WHAT IS ASKED | Skip all pictures. Set down only the lines starting at the line containing "Convert this screenshot" and running to the end of the listing.

[BEGIN PROVIDED INFORMATION]

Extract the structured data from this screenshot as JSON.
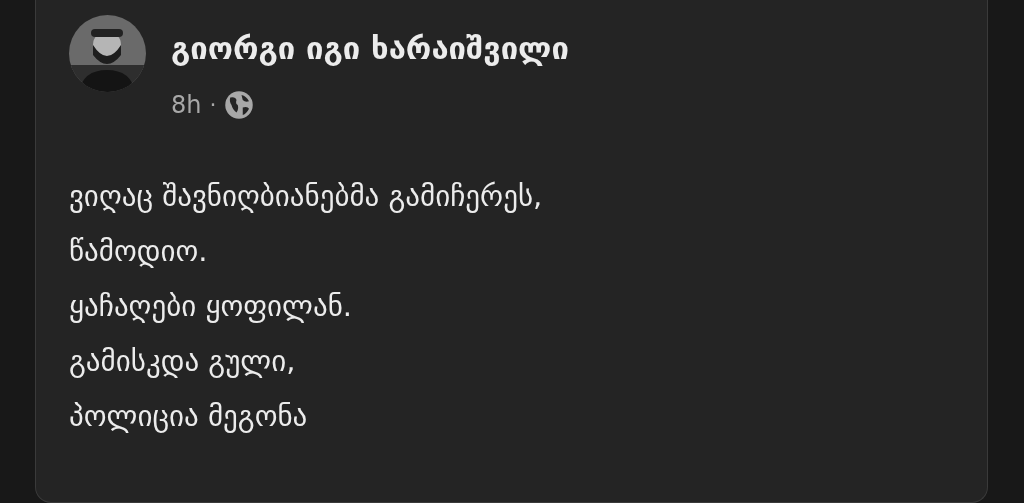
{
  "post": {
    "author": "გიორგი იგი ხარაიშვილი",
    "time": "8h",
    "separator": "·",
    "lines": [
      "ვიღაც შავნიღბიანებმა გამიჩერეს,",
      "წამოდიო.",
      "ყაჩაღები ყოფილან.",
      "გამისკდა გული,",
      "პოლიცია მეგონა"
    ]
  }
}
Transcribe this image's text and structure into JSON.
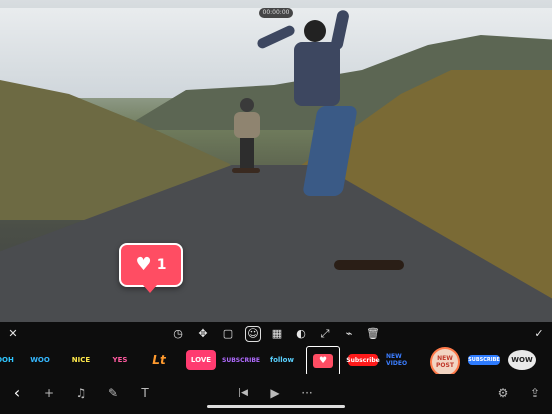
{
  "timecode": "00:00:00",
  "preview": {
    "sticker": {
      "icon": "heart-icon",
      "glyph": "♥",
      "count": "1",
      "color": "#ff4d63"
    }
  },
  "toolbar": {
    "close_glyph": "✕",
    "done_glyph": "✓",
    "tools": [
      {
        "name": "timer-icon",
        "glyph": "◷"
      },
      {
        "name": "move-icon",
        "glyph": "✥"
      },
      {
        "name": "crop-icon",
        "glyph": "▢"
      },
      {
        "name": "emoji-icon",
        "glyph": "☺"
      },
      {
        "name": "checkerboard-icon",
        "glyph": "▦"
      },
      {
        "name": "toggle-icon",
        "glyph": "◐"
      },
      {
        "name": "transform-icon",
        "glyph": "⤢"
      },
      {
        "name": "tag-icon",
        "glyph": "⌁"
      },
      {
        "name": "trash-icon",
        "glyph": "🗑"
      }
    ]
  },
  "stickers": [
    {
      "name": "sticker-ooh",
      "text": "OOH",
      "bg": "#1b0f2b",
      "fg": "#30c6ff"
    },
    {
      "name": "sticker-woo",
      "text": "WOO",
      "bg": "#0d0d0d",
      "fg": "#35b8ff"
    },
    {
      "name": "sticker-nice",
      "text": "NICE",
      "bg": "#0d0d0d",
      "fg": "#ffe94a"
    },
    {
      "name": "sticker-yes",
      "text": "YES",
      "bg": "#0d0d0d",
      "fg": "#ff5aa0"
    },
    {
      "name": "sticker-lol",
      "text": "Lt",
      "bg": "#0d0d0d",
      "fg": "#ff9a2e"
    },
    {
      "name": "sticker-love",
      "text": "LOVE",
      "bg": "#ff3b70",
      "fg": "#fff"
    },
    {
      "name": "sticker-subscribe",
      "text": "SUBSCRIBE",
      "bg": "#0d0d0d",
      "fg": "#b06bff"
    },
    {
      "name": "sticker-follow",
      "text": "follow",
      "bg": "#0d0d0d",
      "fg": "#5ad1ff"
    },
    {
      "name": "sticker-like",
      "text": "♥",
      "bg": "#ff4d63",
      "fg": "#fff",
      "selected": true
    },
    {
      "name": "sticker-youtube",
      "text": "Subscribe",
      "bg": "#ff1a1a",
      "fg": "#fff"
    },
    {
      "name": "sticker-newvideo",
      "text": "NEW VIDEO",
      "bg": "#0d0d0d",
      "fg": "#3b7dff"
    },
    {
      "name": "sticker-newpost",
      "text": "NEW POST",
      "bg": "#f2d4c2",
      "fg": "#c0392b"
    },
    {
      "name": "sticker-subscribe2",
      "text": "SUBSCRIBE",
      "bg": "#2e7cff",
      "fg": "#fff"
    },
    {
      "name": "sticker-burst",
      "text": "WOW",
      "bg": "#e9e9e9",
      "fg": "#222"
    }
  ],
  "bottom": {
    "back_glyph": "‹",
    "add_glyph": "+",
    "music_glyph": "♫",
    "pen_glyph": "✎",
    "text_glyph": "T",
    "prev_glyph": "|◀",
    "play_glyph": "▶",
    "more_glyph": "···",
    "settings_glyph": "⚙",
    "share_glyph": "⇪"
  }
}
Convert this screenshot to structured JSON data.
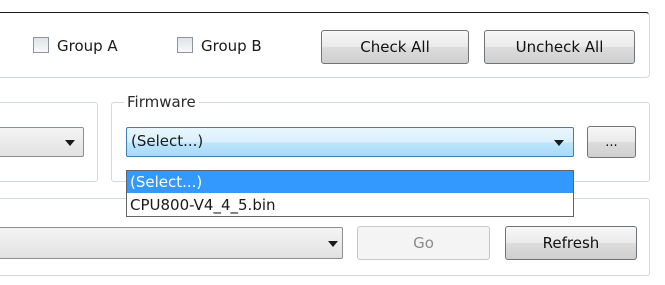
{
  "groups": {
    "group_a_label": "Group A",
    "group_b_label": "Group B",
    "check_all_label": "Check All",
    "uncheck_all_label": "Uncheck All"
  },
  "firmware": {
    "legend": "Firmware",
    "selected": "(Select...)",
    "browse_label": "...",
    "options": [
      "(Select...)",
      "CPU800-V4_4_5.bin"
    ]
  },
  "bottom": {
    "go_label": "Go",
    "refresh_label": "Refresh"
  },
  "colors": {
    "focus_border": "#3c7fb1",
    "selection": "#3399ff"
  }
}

[END PROVIDED INFORMATION]

CORRECT RESULT |
Convert this screenshot to structured JSON data.
{
  "groups": {
    "group_a_label": "Group A",
    "group_b_label": "Group B",
    "check_all_label": "Check All",
    "uncheck_all_label": "Uncheck All"
  },
  "firmware": {
    "legend": "Firmware",
    "selected": "(Select...)",
    "browse_label": "...",
    "options": [
      "(Select...)",
      "CPU800-V4_4_5.bin"
    ]
  },
  "bottom": {
    "go_label": "Go",
    "refresh_label": "Refresh"
  },
  "colors": {
    "focus_border": "#3c7fb1",
    "selection": "#3399ff"
  }
}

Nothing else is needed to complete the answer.